** Start The input **

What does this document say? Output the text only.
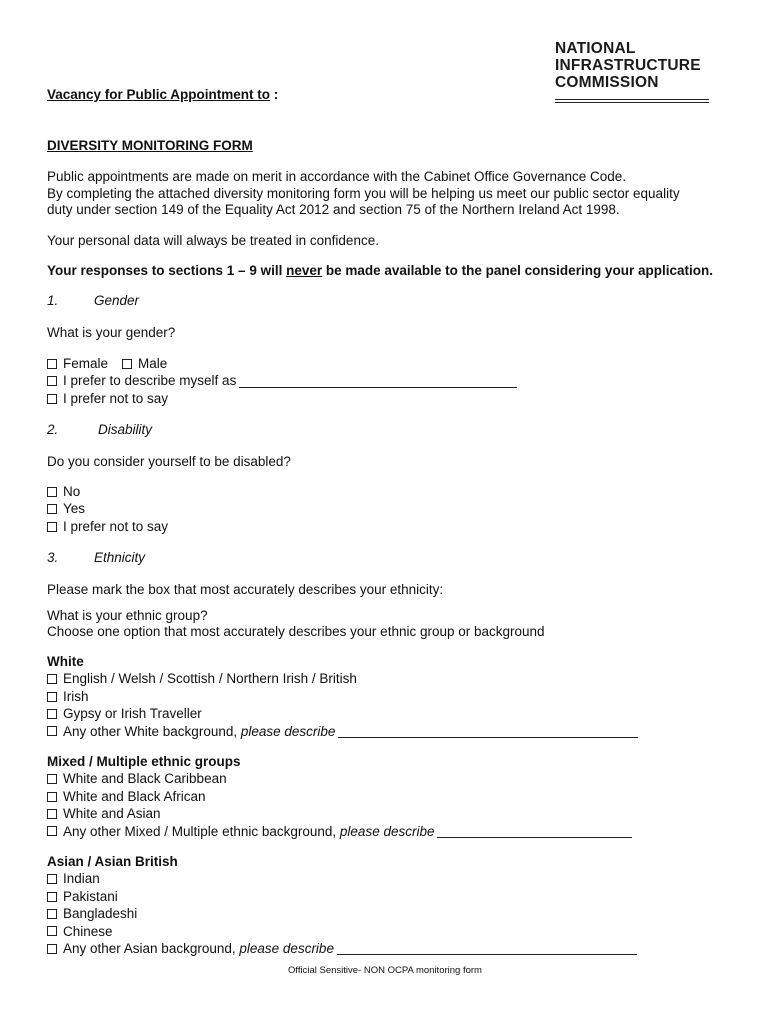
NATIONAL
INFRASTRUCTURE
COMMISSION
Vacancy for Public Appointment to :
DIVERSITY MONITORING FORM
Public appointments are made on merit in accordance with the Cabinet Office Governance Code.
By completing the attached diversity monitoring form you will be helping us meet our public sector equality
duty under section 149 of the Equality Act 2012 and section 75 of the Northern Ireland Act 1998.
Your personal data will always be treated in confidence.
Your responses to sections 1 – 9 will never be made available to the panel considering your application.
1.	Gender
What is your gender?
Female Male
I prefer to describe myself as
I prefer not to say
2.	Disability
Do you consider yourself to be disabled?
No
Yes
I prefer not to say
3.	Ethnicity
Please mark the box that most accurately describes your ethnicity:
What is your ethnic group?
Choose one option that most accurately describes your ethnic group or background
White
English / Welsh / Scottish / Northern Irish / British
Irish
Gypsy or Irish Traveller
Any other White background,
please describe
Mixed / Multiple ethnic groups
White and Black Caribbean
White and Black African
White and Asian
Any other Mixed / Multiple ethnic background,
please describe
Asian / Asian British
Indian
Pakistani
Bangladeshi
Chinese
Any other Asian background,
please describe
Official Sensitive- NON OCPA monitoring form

** End The input **
** Start The input **

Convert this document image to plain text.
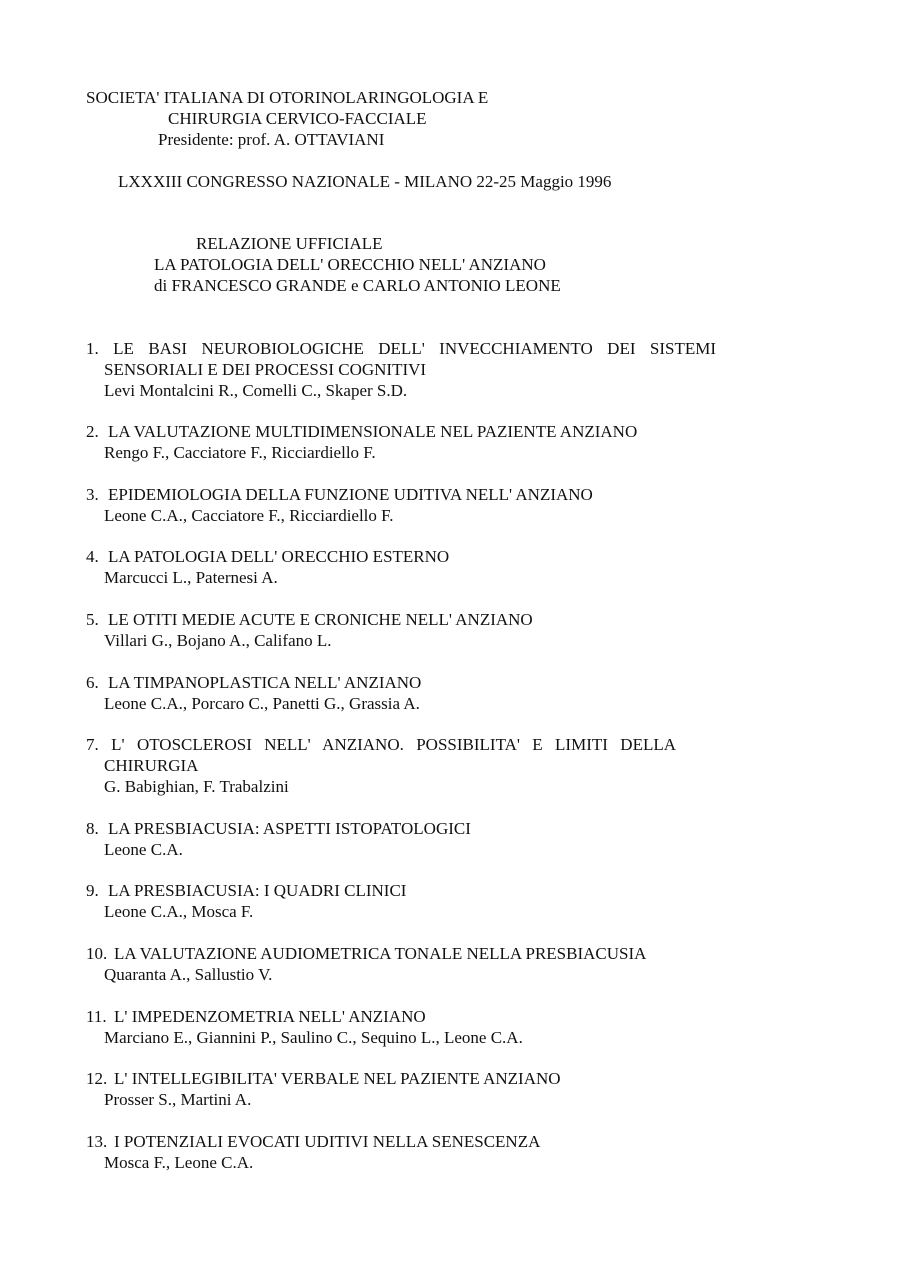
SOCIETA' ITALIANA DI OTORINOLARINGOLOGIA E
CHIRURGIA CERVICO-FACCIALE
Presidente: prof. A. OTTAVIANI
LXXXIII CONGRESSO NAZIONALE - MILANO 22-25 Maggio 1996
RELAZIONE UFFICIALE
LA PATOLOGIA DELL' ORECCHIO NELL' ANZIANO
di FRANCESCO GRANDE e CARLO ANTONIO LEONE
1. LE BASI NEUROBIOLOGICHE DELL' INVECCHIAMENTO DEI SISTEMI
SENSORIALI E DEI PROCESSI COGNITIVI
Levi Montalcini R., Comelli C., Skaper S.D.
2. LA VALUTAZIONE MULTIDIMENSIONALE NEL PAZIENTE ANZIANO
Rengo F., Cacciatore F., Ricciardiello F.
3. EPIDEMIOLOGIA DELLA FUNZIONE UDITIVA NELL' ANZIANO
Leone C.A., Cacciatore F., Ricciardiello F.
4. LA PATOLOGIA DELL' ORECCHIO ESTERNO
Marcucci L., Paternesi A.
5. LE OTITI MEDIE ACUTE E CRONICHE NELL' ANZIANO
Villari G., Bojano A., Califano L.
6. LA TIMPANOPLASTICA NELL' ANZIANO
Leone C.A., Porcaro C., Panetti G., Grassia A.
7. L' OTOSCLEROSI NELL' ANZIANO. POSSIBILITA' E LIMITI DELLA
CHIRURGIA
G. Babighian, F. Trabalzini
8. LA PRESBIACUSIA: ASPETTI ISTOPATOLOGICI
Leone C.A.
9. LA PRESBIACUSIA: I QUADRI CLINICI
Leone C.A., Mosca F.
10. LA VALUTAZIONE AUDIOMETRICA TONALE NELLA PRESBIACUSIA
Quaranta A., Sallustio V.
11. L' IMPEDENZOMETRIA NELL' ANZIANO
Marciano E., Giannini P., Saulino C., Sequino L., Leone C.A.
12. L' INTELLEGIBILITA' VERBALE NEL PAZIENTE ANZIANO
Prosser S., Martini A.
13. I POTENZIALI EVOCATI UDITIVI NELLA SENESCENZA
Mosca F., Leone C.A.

** End The input **

Objective: Read the data above. Pull out each line in which the string "Asian" appears.

Full response:
White and Asian
Asian / Asian British
Any other Asian background,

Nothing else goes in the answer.